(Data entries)
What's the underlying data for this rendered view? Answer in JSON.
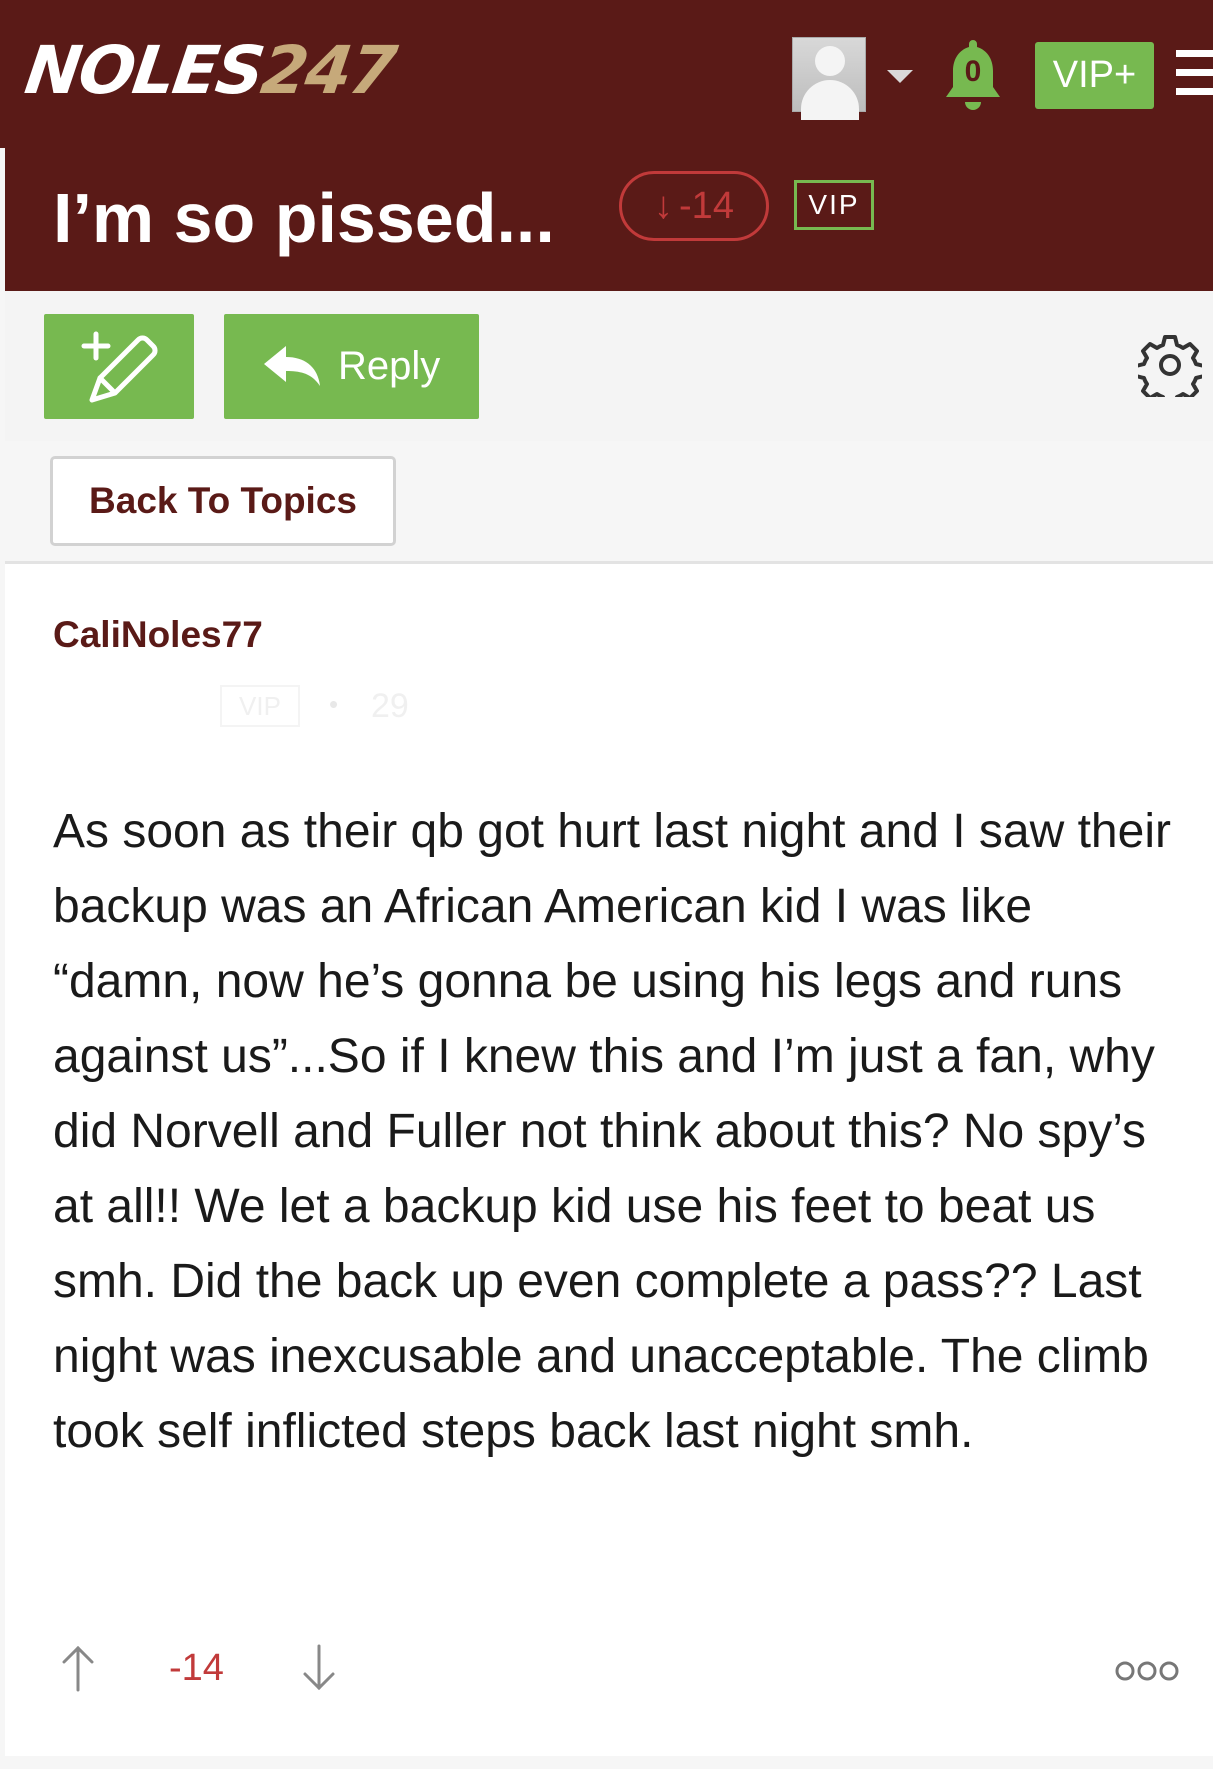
{
  "header": {
    "logo_primary": "NOLES",
    "logo_number": "247",
    "notification_count": "0",
    "vip_plus_label": "VIP+"
  },
  "topic": {
    "title": "I’m so pissed...",
    "score": "-14",
    "badge": "VIP"
  },
  "actions": {
    "reply_label": "Reply",
    "back_label": "Back To Topics"
  },
  "post": {
    "author": "CaliNoles77",
    "author_badge": "VIP",
    "author_post_count": "29",
    "body": "As soon as their qb got hurt last night and I saw their backup was an African American kid I was like “damn, now he’s gonna be using his legs and runs against us”...So if I knew this and I’m just a fan, why did Norvell and Fuller not think about this? No spy’s at all!! We let a backup kid use his feet to beat us smh. Did the back up even complete a pass?? Last night was inexcusable and unacceptable. The climb took self inflicted steps back last night smh.",
    "score": "-14"
  },
  "colors": {
    "garnet": "#5a1a17",
    "gold": "#c6a97a",
    "green": "#77b950",
    "negative": "#c13a3a"
  },
  "icons": [
    "user-avatar",
    "chevron-down-icon",
    "bell-icon",
    "hamburger-icon",
    "new-topic-icon",
    "reply-arrow-icon",
    "gear-icon",
    "arrow-up-icon",
    "arrow-down-icon",
    "more-options-icon"
  ]
}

REQUIREMENTS: Write out the entries above verbatim; the pictures do not belong in your copy.

RESPONSE:
What's the underlying data for this rendered view? Answer in JSON.
{
  "header": {
    "logo_primary": "NOLES",
    "logo_number": "247",
    "notification_count": "0",
    "vip_plus_label": "VIP+"
  },
  "topic": {
    "title": "I’m so pissed...",
    "score": "-14",
    "badge": "VIP"
  },
  "actions": {
    "reply_label": "Reply",
    "back_label": "Back To Topics"
  },
  "post": {
    "author": "CaliNoles77",
    "author_badge": "VIP",
    "author_post_count": "29",
    "body": "As soon as their qb got hurt last night and I saw their backup was an African American kid I was like “damn, now he’s gonna be using his legs and runs against us”...So if I knew this and I’m just a fan, why did Norvell and Fuller not think about this? No spy’s at all!! We let a backup kid use his feet to beat us smh. Did the back up even complete a pass?? Last night was inexcusable and unacceptable. The climb took self inflicted steps back last night smh.",
    "score": "-14"
  },
  "colors": {
    "garnet": "#5a1a17",
    "gold": "#c6a97a",
    "green": "#77b950",
    "negative": "#c13a3a"
  },
  "icons": [
    "user-avatar",
    "chevron-down-icon",
    "bell-icon",
    "hamburger-icon",
    "new-topic-icon",
    "reply-arrow-icon",
    "gear-icon",
    "arrow-up-icon",
    "arrow-down-icon",
    "more-options-icon"
  ]
}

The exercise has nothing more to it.